DATA TO USE
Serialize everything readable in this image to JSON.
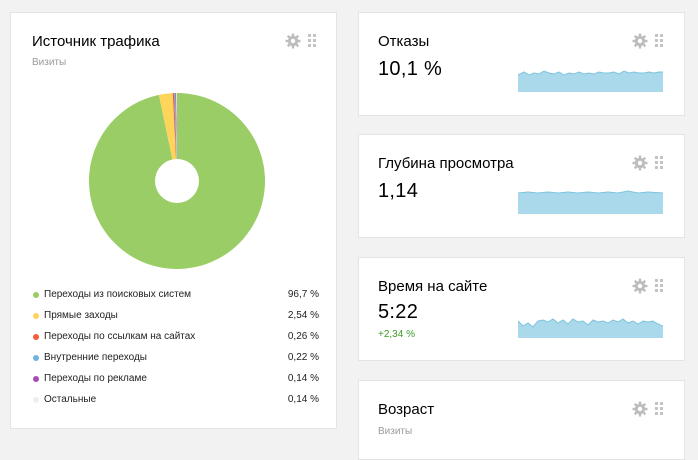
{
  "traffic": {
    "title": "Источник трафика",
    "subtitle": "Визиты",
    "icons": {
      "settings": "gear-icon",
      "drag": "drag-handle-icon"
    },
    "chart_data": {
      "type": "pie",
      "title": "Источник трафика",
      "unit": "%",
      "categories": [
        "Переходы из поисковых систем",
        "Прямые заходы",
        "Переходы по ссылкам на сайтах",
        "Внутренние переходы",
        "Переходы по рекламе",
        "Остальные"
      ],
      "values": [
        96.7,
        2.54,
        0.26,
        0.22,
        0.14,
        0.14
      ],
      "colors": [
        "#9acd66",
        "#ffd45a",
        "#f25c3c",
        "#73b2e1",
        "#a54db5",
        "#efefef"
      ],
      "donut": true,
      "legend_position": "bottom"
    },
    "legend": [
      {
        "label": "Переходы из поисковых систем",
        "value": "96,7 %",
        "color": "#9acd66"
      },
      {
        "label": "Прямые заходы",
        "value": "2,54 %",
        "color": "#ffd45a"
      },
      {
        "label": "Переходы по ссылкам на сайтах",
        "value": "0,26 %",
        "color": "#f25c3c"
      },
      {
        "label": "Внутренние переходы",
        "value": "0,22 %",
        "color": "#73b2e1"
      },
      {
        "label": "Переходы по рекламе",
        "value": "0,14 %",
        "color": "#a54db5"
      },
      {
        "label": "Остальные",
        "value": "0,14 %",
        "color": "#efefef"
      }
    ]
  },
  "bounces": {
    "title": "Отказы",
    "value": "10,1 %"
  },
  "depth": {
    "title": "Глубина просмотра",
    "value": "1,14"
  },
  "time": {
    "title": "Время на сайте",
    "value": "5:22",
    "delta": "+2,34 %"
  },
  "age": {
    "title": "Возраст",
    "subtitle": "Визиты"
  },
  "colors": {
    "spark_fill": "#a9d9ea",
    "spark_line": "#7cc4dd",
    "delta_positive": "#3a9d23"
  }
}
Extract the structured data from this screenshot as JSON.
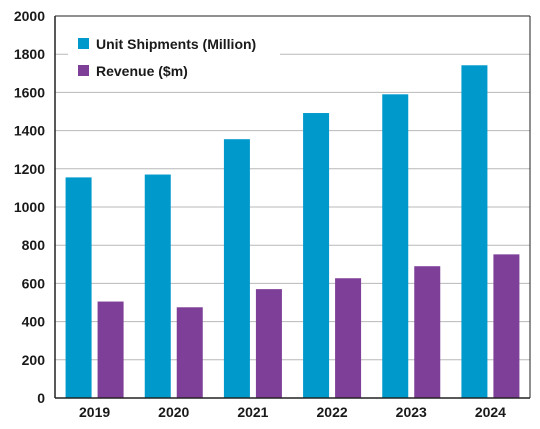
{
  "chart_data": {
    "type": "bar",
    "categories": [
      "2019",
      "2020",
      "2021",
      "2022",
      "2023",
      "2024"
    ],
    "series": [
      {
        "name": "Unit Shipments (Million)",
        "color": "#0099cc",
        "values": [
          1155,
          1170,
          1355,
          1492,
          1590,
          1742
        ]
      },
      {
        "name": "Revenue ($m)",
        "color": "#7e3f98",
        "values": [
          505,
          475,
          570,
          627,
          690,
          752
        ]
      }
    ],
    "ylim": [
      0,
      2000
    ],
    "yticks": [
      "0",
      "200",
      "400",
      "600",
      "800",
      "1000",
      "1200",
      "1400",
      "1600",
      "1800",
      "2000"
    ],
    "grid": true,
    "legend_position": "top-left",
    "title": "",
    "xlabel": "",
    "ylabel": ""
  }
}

--

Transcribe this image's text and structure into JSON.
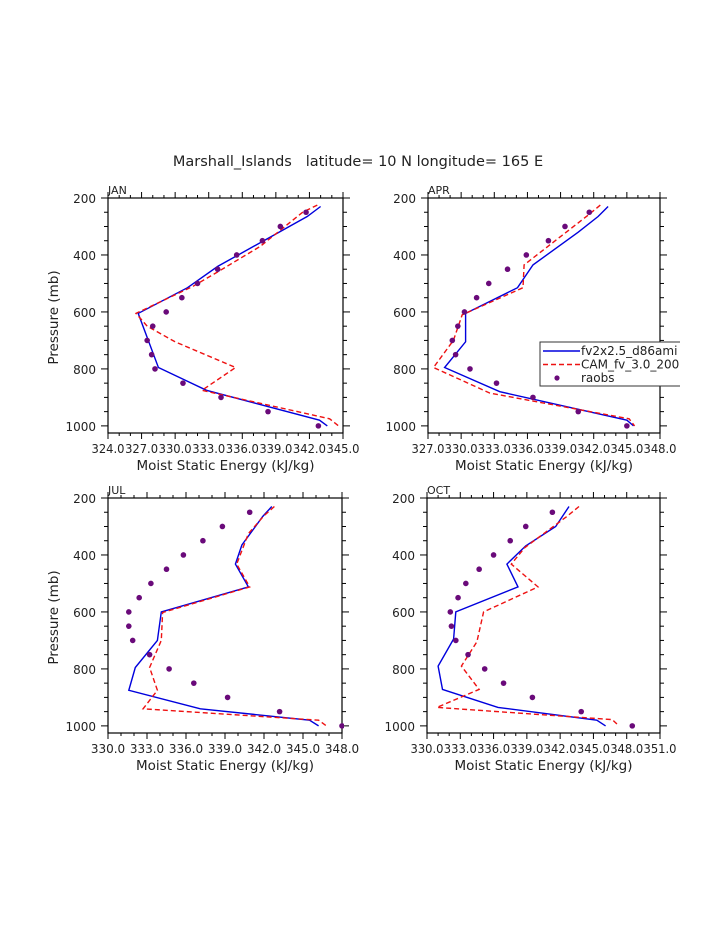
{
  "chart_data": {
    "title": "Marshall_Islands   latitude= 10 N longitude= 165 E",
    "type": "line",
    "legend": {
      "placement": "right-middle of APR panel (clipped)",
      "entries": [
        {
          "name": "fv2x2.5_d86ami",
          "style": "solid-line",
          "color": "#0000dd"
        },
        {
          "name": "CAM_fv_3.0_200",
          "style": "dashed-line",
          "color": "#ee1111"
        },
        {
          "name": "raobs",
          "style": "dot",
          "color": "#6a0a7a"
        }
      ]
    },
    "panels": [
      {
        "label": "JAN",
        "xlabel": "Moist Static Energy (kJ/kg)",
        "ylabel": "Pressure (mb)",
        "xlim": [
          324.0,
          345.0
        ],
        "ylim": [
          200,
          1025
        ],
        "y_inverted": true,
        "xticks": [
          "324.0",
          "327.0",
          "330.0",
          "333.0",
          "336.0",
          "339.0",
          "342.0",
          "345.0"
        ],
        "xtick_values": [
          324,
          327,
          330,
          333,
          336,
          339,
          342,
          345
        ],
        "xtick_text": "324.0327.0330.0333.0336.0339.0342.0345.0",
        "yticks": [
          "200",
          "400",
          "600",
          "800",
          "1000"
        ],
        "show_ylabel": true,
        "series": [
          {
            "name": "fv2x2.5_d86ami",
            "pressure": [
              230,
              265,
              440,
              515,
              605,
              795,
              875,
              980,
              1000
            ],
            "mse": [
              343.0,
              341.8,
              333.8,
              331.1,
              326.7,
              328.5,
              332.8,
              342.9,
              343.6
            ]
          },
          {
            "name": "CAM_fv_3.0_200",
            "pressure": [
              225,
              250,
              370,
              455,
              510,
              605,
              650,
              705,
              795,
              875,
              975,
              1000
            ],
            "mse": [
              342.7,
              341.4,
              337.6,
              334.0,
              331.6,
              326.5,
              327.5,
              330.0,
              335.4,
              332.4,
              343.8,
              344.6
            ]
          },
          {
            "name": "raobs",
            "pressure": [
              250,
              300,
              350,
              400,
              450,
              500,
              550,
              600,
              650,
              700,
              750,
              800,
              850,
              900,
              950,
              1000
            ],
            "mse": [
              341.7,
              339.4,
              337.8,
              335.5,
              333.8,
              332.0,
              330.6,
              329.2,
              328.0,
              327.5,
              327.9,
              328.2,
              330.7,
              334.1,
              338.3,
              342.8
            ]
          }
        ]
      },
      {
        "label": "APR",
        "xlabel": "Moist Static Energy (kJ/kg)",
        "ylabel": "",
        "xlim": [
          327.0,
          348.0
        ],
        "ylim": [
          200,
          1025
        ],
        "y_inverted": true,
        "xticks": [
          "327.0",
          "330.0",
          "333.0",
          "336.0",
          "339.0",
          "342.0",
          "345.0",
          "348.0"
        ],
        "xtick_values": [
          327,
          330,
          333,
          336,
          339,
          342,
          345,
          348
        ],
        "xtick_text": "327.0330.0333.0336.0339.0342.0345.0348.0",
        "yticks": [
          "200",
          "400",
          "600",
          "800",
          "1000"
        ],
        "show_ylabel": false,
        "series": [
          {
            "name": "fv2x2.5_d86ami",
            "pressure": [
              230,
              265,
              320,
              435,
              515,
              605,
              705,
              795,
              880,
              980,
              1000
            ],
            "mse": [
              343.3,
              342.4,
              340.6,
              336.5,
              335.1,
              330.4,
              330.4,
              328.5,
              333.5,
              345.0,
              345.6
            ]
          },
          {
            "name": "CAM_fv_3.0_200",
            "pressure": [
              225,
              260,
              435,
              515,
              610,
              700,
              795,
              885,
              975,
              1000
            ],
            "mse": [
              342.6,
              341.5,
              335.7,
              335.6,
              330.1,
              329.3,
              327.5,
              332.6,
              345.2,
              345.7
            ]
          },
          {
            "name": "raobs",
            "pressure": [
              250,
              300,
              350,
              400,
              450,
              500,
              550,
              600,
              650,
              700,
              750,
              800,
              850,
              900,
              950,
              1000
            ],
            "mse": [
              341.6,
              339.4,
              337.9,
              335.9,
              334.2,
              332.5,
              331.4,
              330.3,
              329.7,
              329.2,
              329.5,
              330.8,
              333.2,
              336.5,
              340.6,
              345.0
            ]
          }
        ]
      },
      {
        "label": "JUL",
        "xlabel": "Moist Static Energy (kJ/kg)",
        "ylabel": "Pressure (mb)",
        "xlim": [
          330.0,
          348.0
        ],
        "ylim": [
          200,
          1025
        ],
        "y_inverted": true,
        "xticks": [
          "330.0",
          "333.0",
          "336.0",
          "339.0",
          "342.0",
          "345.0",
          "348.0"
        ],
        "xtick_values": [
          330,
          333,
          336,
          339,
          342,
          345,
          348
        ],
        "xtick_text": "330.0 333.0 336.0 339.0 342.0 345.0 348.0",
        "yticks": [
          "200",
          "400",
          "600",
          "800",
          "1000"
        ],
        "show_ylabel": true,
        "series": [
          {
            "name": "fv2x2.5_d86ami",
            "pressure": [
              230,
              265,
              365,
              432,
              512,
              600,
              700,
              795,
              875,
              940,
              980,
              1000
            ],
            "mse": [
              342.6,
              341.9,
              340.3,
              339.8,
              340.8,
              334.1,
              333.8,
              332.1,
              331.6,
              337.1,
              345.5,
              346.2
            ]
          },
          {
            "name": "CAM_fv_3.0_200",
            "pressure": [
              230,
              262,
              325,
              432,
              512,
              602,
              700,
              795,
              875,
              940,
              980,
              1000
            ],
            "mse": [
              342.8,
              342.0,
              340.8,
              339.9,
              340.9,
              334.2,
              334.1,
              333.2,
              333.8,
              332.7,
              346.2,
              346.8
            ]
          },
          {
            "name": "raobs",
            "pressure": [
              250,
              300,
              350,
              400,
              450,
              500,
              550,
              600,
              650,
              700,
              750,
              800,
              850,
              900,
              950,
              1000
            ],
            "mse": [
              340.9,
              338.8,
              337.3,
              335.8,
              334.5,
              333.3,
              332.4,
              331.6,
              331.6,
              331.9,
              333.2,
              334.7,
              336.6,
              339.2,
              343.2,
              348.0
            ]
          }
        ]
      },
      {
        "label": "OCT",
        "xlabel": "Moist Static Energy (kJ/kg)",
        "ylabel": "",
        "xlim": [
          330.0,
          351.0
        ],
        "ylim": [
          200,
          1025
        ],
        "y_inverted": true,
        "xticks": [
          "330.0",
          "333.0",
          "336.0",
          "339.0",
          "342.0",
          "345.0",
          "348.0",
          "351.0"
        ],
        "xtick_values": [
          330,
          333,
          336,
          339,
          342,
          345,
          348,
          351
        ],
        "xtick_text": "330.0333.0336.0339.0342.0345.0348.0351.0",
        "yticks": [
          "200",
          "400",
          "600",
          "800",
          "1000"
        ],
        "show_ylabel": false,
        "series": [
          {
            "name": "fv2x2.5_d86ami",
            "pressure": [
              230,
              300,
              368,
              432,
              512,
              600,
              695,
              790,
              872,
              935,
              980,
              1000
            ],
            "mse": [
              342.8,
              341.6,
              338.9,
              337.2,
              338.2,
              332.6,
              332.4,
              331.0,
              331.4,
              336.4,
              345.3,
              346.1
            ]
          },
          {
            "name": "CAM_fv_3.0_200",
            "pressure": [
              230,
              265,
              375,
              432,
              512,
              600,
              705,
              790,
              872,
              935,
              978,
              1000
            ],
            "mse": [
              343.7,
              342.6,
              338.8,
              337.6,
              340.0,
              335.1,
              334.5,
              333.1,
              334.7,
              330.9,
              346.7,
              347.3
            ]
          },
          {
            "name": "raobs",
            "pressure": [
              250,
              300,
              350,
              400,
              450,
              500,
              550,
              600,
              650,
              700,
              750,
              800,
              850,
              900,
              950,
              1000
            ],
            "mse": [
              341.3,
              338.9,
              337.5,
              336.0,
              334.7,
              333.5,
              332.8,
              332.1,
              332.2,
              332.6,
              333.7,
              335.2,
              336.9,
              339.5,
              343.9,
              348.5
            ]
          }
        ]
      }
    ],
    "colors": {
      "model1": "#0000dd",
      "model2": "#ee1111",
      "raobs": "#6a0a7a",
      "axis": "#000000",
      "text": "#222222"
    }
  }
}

TASK DETAILS
Tally the lines containing "сайтах". Provide the number without any other words.

WRITTEN SOLUTION
2